- **To be done**
Report the count of lines below in which the string "JSON" occurs; include nothing else.

[Dataset entries on figures]
****************
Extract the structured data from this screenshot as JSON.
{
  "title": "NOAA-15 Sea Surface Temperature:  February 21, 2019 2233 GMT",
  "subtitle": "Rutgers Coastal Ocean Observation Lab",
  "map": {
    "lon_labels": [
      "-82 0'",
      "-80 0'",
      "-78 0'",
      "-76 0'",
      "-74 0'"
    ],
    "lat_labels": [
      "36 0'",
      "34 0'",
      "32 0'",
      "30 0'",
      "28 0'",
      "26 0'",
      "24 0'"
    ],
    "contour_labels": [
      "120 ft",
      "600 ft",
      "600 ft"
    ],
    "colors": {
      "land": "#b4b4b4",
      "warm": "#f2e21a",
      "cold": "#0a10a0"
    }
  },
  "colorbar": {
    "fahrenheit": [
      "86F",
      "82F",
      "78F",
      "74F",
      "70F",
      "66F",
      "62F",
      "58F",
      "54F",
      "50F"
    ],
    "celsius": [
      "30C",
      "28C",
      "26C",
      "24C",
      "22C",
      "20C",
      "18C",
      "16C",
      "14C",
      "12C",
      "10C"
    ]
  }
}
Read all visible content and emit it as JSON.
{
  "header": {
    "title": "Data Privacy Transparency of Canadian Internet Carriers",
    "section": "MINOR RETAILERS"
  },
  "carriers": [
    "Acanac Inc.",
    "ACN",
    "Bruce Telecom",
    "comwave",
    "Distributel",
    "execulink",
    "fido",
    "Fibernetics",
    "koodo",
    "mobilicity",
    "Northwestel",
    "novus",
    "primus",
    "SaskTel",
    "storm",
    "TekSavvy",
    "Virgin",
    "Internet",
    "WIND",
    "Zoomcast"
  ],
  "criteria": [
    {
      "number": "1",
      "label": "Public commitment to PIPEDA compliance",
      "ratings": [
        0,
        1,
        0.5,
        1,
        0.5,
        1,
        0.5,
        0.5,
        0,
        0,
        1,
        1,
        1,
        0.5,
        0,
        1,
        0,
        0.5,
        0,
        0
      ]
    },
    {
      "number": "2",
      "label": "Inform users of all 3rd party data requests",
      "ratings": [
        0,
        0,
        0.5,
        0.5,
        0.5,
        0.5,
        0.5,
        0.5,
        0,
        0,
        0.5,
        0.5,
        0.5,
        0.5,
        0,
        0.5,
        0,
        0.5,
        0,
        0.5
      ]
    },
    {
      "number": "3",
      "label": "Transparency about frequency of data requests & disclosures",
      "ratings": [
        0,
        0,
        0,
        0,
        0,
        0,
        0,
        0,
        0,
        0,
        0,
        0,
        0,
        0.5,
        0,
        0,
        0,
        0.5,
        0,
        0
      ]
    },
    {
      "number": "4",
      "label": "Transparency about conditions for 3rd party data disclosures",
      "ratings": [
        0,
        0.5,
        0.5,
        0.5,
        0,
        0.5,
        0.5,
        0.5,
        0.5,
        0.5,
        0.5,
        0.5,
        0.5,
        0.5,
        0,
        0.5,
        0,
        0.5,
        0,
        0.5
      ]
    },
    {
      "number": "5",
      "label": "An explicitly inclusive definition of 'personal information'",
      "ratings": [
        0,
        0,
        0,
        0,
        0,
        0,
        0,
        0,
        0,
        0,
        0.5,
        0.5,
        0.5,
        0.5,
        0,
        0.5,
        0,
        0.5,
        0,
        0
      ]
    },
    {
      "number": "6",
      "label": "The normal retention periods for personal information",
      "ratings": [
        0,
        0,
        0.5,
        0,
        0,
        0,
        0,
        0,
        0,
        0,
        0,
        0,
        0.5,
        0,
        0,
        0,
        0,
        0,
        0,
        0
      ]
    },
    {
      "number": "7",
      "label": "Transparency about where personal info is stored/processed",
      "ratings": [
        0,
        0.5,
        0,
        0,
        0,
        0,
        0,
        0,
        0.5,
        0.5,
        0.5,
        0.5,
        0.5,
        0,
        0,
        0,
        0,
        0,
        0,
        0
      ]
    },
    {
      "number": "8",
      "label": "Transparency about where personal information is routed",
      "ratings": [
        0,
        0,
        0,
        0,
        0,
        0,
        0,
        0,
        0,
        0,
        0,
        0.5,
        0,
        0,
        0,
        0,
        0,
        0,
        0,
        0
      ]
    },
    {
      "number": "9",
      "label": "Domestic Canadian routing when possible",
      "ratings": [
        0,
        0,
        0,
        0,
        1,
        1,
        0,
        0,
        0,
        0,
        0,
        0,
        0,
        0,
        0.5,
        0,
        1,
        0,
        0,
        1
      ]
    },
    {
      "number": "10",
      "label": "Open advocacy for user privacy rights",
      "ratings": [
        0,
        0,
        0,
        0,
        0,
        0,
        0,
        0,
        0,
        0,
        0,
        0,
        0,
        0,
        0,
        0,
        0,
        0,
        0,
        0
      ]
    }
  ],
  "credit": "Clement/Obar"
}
****************
- **Answer to this task**
2